→ Assignment
Produce all the records again exactly as they stand.

(Page transcription entries)
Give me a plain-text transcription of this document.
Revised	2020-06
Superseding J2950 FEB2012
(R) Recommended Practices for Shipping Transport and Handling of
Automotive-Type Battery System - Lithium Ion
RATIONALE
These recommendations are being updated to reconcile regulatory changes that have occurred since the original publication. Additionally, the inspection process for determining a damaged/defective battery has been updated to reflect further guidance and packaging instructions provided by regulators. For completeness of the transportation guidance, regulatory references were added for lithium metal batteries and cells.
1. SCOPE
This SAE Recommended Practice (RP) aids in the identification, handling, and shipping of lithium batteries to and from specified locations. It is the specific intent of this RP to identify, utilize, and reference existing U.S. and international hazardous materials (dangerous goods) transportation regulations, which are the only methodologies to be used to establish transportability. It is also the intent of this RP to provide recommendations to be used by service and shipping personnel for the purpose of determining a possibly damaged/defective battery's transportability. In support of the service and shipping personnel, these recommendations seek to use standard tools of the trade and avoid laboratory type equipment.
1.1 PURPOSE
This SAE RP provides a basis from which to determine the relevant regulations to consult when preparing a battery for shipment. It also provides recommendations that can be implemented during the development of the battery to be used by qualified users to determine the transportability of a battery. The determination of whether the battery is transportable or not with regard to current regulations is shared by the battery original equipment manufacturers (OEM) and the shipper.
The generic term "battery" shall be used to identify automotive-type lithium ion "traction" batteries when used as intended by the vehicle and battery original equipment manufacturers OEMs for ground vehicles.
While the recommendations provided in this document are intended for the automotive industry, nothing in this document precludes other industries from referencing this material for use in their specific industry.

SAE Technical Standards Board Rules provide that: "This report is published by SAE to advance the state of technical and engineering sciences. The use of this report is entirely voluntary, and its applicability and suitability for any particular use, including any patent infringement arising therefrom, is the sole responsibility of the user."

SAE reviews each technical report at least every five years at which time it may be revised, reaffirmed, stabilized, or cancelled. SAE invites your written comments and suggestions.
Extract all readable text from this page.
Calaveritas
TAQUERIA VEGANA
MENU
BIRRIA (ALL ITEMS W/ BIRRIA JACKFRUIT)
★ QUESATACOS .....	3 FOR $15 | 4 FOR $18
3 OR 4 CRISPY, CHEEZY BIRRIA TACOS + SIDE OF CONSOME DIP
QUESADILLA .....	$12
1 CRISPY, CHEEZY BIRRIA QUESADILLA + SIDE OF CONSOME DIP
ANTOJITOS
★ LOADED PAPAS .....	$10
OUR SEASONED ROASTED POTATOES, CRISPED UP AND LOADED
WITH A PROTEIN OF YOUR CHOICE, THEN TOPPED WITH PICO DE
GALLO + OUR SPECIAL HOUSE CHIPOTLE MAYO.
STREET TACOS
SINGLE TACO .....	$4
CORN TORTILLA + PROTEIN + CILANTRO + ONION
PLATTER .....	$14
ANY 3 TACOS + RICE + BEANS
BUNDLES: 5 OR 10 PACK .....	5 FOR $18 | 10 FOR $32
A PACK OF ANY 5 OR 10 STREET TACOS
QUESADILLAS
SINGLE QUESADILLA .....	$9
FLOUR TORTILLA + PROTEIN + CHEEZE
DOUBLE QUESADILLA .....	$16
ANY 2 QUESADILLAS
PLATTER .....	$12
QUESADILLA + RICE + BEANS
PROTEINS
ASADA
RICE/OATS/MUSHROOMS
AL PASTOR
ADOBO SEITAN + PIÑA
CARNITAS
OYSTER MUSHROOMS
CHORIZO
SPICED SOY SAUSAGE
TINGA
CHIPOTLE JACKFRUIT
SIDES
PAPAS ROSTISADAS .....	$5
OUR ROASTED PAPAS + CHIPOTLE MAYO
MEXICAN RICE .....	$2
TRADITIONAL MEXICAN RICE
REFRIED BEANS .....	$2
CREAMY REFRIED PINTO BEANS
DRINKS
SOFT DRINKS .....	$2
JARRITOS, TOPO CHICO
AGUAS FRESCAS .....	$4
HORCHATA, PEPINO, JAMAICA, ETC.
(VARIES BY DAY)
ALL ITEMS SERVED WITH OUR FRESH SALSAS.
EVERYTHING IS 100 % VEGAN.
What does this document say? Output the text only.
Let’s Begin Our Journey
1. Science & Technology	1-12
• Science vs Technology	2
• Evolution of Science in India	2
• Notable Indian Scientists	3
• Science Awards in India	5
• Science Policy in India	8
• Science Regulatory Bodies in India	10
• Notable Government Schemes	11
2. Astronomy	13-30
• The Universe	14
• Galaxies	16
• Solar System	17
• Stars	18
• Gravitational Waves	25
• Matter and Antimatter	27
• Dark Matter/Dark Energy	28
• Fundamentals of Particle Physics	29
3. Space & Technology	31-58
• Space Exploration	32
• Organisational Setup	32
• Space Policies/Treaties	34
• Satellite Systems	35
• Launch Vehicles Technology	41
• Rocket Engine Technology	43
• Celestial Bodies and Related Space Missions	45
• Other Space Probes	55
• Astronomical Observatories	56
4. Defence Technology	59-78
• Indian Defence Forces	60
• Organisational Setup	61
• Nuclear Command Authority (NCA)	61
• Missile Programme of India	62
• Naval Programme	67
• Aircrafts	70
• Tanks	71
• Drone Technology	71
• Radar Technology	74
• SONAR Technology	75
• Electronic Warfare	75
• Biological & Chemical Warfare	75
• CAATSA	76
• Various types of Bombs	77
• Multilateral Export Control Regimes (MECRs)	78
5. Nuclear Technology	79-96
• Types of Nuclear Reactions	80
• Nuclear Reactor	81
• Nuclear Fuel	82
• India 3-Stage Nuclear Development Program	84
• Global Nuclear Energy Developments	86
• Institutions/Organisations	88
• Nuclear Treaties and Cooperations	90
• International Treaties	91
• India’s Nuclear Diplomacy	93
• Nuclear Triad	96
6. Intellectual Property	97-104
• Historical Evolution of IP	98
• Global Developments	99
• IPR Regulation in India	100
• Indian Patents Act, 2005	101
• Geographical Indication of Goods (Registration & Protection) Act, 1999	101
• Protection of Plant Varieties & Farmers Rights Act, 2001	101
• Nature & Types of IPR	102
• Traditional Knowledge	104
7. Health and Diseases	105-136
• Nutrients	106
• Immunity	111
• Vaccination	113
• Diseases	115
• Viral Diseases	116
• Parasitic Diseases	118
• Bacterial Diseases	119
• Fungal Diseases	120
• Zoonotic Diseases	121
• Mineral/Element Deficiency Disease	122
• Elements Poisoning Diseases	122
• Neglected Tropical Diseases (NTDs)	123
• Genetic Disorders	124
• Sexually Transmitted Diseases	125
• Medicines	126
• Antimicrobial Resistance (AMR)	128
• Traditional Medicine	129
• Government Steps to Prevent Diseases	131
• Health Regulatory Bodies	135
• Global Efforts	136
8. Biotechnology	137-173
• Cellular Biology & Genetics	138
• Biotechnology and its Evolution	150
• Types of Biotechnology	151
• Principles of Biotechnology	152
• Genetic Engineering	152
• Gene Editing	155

→ Response box
Give me a plain-text transcription of this document.
Revised	2020-06
Superseding J2950 FEB2012
(R) Recommended Practices for Shipping Transport and Handling of
Automotive-Type Battery System - Lithium Ion
RATIONALE
These recommendations are being updated to reconcile regulatory changes that have occurred since the original publication. Additionally, the inspection process for determining a damaged/defective battery has been updated to reflect further guidance and packaging instructions provided by regulators. For completeness of the transportation guidance, regulatory references were added for lithium metal batteries and cells.
1. SCOPE
This SAE Recommended Practice (RP) aids in the identification, handling, and shipping of lithium batteries to and from specified locations. It is the specific intent of this RP to identify, utilize, and reference existing U.S. and international hazardous materials (dangerous goods) transportation regulations, which are the only methodologies to be used to establish transportability. It is also the intent of this RP to provide recommendations to be used by service and shipping personnel for the purpose of determining a possibly damaged/defective battery's transportability. In support of the service and shipping personnel, these recommendations seek to use standard tools of the trade and avoid laboratory type equipment.
1.1 PURPOSE
This SAE RP provides a basis from which to determine the relevant regulations to consult when preparing a battery for shipment. It also provides recommendations that can be implemented during the development of the battery to be used by qualified users to determine the transportability of a battery. The determination of whether the battery is transportable or not with regard to current regulations is shared by the battery original equipment manufacturers (OEM) and the shipper.
The generic term "battery" shall be used to identify automotive-type lithium ion "traction" batteries when used as intended by the vehicle and battery original equipment manufacturers OEMs for ground vehicles.
While the recommendations provided in this document are intended for the automotive industry, nothing in this document precludes other industries from referencing this material for use in their specific industry.

SAE Technical Standards Board Rules provide that: "This report is published by SAE to advance the state of technical and engineering sciences. The use of this report is entirely voluntary, and its applicability and suitability for any particular use, including any patent infringement arising therefrom, is the sole responsibility of the user."

SAE reviews each technical report at least every five years at which time it may be revised, reaffirmed, stabilized, or cancelled. SAE invites your written comments and suggestions.
Extract all readable text from this page.
Calaveritas
TAQUERIA VEGANA
MENU
BIRRIA (ALL ITEMS W/ BIRRIA JACKFRUIT)
★ QUESATACOS .....	3 FOR $15 | 4 FOR $18
3 OR 4 CRISPY, CHEEZY BIRRIA TACOS + SIDE OF CONSOME DIP
QUESADILLA .....	$12
1 CRISPY, CHEEZY BIRRIA QUESADILLA + SIDE OF CONSOME DIP
ANTOJITOS
★ LOADED PAPAS .....	$10
OUR SEASONED ROASTED POTATOES, CRISPED UP AND LOADED
WITH A PROTEIN OF YOUR CHOICE, THEN TOPPED WITH PICO DE
GALLO + OUR SPECIAL HOUSE CHIPOTLE MAYO.
STREET TACOS
SINGLE TACO .....	$4
CORN TORTILLA + PROTEIN + CILANTRO + ONION
PLATTER .....	$14
ANY 3 TACOS + RICE + BEANS
BUNDLES: 5 OR 10 PACK .....	5 FOR $18 | 10 FOR $32
A PACK OF ANY 5 OR 10 STREET TACOS
QUESADILLAS
SINGLE QUESADILLA .....	$9
FLOUR TORTILLA + PROTEIN + CHEEZE
DOUBLE QUESADILLA .....	$16
ANY 2 QUESADILLAS
PLATTER .....	$12
QUESADILLA + RICE + BEANS
PROTEINS
ASADA
RICE/OATS/MUSHROOMS
AL PASTOR
ADOBO SEITAN + PIÑA
CARNITAS
OYSTER MUSHROOMS
CHORIZO
SPICED SOY SAUSAGE
TINGA
CHIPOTLE JACKFRUIT
SIDES
PAPAS ROSTISADAS .....	$5
OUR ROASTED PAPAS + CHIPOTLE MAYO
MEXICAN RICE .....	$2
TRADITIONAL MEXICAN RICE
REFRIED BEANS .....	$2
CREAMY REFRIED PINTO BEANS
DRINKS
SOFT DRINKS .....	$2
JARRITOS, TOPO CHICO
AGUAS FRESCAS .....	$4
HORCHATA, PEPINO, JAMAICA, ETC.
(VARIES BY DAY)
ALL ITEMS SERVED WITH OUR FRESH SALSAS.
EVERYTHING IS 100 % VEGAN.
What does this document say? Output the text only.
Let’s Begin Our Journey
1. Science & Technology	1-12
• Science vs Technology	2
• Evolution of Science in India	2
• Notable Indian Scientists	3
• Science Awards in India	5
• Science Policy in India	8
• Science Regulatory Bodies in India	10
• Notable Government Schemes	11
2. Astronomy	13-30
• The Universe	14
• Galaxies	16
• Solar System	17
• Stars	18
• Gravitational Waves	25
• Matter and Antimatter	27
• Dark Matter/Dark Energy	28
• Fundamentals of Particle Physics	29
3. Space & Technology	31-58
• Space Exploration	32
• Organisational Setup	32
• Space Policies/Treaties	34
• Satellite Systems	35
• Launch Vehicles Technology	41
• Rocket Engine Technology	43
• Celestial Bodies and Related Space Missions	45
• Other Space Probes	55
• Astronomical Observatories	56
4. Defence Technology	59-78
• Indian Defence Forces	60
• Organisational Setup	61
• Nuclear Command Authority (NCA)	61
• Missile Programme of India	62
• Naval Programme	67
• Aircrafts	70
• Tanks	71
• Drone Technology	71
• Radar Technology	74
• SONAR Technology	75
• Electronic Warfare	75
• Biological & Chemical Warfare	75
• CAATSA	76
• Various types of Bombs	77
• Multilateral Export Control Regimes (MECRs)	78
5. Nuclear Technology	79-96
• Types of Nuclear Reactions	80
• Nuclear Reactor	81
• Nuclear Fuel	82
• India 3-Stage Nuclear Development Program	84
• Global Nuclear Energy Developments	86
• Institutions/Organisations	88
• Nuclear Treaties and Cooperations	90
• International Treaties	91
• India’s Nuclear Diplomacy	93
• Nuclear Triad	96
6. Intellectual Property	97-104
• Historical Evolution of IP	98
• Global Developments	99
• IPR Regulation in India	100
• Indian Patents Act, 2005	101
• Geographical Indication of Goods (Registration & Protection) Act, 1999	101
• Protection of Plant Varieties & Farmers Rights Act, 2001	101
• Nature & Types of IPR	102
• Traditional Knowledge	104
7. Health and Diseases	105-136
• Nutrients	106
• Immunity	111
• Vaccination	113
• Diseases	115
• Viral Diseases	116
• Parasitic Diseases	118
• Bacterial Diseases	119
• Fungal Diseases	120
• Zoonotic Diseases	121
• Mineral/Element Deficiency Disease	122
• Elements Poisoning Diseases	122
• Neglected Tropical Diseases (NTDs)	123
• Genetic Disorders	124
• Sexually Transmitted Diseases	125
• Medicines	126
• Antimicrobial Resistance (AMR)	128
• Traditional Medicine	129
• Government Steps to Prevent Diseases	131
• Health Regulatory Bodies	135
• Global Efforts	136
8. Biotechnology	137-173
• Cellular Biology & Genetics	138
• Biotechnology and its Evolution	150
• Types of Biotechnology	151
• Principles of Biotechnology	152
• Genetic Engineering	152
• Gene Editing	155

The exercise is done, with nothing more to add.